> **Task to carry out**: Please return every one of the following items verbatim, character for character, with nothing added or changed.

☆ ☆ ☆ ☆ ☆ ☆ ☆

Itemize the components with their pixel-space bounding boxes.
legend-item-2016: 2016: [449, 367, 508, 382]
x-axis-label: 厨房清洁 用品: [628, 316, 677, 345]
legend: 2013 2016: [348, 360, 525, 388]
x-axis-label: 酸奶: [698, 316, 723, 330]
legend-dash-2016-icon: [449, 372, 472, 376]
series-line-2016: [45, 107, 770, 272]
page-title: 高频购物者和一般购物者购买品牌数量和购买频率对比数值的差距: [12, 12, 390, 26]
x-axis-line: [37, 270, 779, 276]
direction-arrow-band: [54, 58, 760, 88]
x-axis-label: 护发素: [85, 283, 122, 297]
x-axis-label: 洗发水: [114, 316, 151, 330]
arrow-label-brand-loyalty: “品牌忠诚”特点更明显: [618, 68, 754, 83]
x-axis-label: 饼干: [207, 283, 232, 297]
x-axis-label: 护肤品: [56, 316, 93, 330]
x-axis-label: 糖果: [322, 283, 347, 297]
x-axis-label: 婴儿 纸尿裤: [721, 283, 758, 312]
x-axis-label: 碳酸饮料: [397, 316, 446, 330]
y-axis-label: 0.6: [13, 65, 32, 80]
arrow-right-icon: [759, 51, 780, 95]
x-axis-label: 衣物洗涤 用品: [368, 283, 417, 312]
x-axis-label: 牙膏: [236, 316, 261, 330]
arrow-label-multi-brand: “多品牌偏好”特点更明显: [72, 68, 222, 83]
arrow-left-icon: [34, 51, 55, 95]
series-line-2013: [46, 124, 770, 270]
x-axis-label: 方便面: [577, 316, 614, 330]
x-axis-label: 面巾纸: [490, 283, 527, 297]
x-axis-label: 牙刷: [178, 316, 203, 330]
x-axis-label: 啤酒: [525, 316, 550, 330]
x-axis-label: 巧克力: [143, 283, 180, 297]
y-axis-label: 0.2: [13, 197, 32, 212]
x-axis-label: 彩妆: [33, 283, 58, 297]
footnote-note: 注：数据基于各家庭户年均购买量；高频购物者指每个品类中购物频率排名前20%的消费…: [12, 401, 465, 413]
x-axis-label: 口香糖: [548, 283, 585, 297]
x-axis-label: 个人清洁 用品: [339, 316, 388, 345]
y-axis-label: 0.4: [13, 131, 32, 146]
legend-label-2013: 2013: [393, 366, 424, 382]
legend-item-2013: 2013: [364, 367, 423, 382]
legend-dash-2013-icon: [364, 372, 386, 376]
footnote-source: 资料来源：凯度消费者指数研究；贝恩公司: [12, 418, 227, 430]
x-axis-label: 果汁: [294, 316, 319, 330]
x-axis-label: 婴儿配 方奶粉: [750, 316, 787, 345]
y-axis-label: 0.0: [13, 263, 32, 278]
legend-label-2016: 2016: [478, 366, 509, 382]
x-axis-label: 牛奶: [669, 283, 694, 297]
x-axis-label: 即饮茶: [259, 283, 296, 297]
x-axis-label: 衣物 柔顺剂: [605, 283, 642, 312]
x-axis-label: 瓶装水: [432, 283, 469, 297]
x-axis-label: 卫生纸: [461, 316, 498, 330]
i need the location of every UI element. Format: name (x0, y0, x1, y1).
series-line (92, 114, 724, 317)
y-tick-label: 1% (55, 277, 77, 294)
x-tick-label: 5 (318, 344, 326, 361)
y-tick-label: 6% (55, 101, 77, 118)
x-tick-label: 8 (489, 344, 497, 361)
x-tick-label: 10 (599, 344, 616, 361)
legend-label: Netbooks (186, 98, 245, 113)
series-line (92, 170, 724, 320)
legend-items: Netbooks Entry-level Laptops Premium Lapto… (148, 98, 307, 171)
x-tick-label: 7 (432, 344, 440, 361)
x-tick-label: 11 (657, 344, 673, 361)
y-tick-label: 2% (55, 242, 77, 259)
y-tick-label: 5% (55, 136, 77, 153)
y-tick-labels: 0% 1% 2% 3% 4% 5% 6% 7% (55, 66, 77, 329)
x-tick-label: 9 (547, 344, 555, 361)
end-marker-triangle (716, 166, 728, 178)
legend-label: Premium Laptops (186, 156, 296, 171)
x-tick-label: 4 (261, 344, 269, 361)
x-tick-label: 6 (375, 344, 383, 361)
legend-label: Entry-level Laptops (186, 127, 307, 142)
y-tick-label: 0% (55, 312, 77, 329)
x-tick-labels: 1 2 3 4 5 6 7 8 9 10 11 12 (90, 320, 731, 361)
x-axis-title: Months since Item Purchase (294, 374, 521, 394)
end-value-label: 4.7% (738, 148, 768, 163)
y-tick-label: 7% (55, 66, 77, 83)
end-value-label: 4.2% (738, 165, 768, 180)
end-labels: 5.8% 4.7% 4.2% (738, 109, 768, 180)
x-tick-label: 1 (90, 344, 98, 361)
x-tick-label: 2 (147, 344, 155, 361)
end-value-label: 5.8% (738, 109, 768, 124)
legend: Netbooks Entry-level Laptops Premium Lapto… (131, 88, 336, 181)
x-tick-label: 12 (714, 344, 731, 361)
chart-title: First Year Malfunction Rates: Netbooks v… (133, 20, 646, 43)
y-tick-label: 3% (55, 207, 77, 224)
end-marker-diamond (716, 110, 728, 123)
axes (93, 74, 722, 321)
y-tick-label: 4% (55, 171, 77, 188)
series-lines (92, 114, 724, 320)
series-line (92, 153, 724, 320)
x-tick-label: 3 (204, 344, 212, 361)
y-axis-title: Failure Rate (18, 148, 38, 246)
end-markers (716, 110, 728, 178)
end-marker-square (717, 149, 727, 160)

☆ ☆ ☆ ☆ ☆ ☆ ☆

> **Solution**:
Itemize the components with their pixel-space bounding boxes.
legend-item-2016: 2016: [449, 367, 508, 382]
x-axis-label: 厨房清洁 用品: [628, 316, 677, 345]
legend: 2013 2016: [348, 360, 525, 388]
x-axis-label: 酸奶: [698, 316, 723, 330]
legend-dash-2016-icon: [449, 372, 472, 376]
series-line-2016: [45, 107, 770, 272]
page-title: 高频购物者和一般购物者购买品牌数量和购买频率对比数值的差距: [12, 12, 390, 26]
x-axis-line: [37, 270, 779, 276]
direction-arrow-band: [54, 58, 760, 88]
x-axis-label: 护发素: [85, 283, 122, 297]
x-axis-label: 洗发水: [114, 316, 151, 330]
arrow-label-brand-loyalty: “品牌忠诚”特点更明显: [618, 68, 754, 83]
x-axis-label: 饼干: [207, 283, 232, 297]
x-axis-label: 护肤品: [56, 316, 93, 330]
x-axis-label: 糖果: [322, 283, 347, 297]
x-axis-label: 婴儿 纸尿裤: [721, 283, 758, 312]
x-axis-label: 碳酸饮料: [397, 316, 446, 330]
y-axis-label: 0.6: [13, 65, 32, 80]
arrow-right-icon: [759, 51, 780, 95]
x-axis-label: 衣物洗涤 用品: [368, 283, 417, 312]
x-axis-label: 牙膏: [236, 316, 261, 330]
arrow-label-multi-brand: “多品牌偏好”特点更明显: [72, 68, 222, 83]
arrow-left-icon: [34, 51, 55, 95]
series-line-2013: [46, 124, 770, 270]
x-axis-label: 方便面: [577, 316, 614, 330]
x-axis-label: 面巾纸: [490, 283, 527, 297]
x-axis-label: 牙刷: [178, 316, 203, 330]
x-axis-label: 啤酒: [525, 316, 550, 330]
x-axis-label: 巧克力: [143, 283, 180, 297]
y-axis-label: 0.2: [13, 197, 32, 212]
x-axis-label: 彩妆: [33, 283, 58, 297]
footnote-note: 注：数据基于各家庭户年均购买量；高频购物者指每个品类中购物频率排名前20%的消费…: [12, 401, 465, 413]
x-axis-label: 口香糖: [548, 283, 585, 297]
x-axis-label: 个人清洁 用品: [339, 316, 388, 345]
y-axis-label: 0.4: [13, 131, 32, 146]
legend-label-2013: 2013: [393, 366, 424, 382]
legend-item-2013: 2013: [364, 367, 423, 382]
legend-dash-2013-icon: [364, 372, 386, 376]
footnote-source: 资料来源：凯度消费者指数研究；贝恩公司: [12, 418, 227, 430]
x-axis-label: 果汁: [294, 316, 319, 330]
x-axis-label: 婴儿配 方奶粉: [750, 316, 787, 345]
y-axis-label: 0.0: [13, 263, 32, 278]
legend-label-2016: 2016: [478, 366, 509, 382]
x-axis-label: 牛奶: [669, 283, 694, 297]
x-axis-label: 即饮茶: [259, 283, 296, 297]
x-axis-label: 衣物 柔顺剂: [605, 283, 642, 312]
x-axis-label: 瓶装水: [432, 283, 469, 297]
x-axis-label: 卫生纸: [461, 316, 498, 330]
i need the location of every UI element. Format: name (x0, y0, x1, y1).
series-line (92, 114, 724, 317)
y-tick-label: 1% (55, 277, 77, 294)
x-tick-label: 5 (318, 344, 326, 361)
y-tick-label: 6% (55, 101, 77, 118)
x-tick-label: 8 (489, 344, 497, 361)
x-tick-label: 10 (599, 344, 616, 361)
legend-label: Netbooks (186, 98, 245, 113)
series-line (92, 170, 724, 320)
legend-items: Netbooks Entry-level Laptops Premium Lapto… (148, 98, 307, 171)
x-tick-label: 7 (432, 344, 440, 361)
x-tick-label: 11 (657, 344, 673, 361)
y-tick-label: 2% (55, 242, 77, 259)
y-tick-label: 5% (55, 136, 77, 153)
y-tick-labels: 0% 1% 2% 3% 4% 5% 6% 7% (55, 66, 77, 329)
x-tick-label: 9 (547, 344, 555, 361)
end-marker-triangle (716, 166, 728, 178)
legend-label: Premium Laptops (186, 156, 296, 171)
x-tick-label: 4 (261, 344, 269, 361)
x-tick-label: 6 (375, 344, 383, 361)
legend-label: Entry-level Laptops (186, 127, 307, 142)
y-tick-label: 0% (55, 312, 77, 329)
x-tick-labels: 1 2 3 4 5 6 7 8 9 10 11 12 (90, 320, 731, 361)
x-axis-title: Months since Item Purchase (294, 374, 521, 394)
end-value-label: 4.7% (738, 148, 768, 163)
y-tick-label: 7% (55, 66, 77, 83)
end-value-label: 4.2% (738, 165, 768, 180)
end-labels: 5.8% 4.7% 4.2% (738, 109, 768, 180)
x-tick-label: 1 (90, 344, 98, 361)
x-tick-label: 2 (147, 344, 155, 361)
end-value-label: 5.8% (738, 109, 768, 124)
legend: Netbooks Entry-level Laptops Premium Lapto… (131, 88, 336, 181)
x-tick-label: 12 (714, 344, 731, 361)
chart-title: First Year Malfunction Rates: Netbooks v… (133, 20, 646, 43)
y-tick-label: 3% (55, 207, 77, 224)
end-marker-diamond (716, 110, 728, 123)
axes (93, 74, 722, 321)
y-tick-label: 4% (55, 171, 77, 188)
series-lines (92, 114, 724, 320)
series-line (92, 153, 724, 320)
x-tick-label: 3 (204, 344, 212, 361)
y-axis-title: Failure Rate (18, 148, 38, 246)
end-markers (716, 110, 728, 178)
end-marker-square (717, 149, 727, 160)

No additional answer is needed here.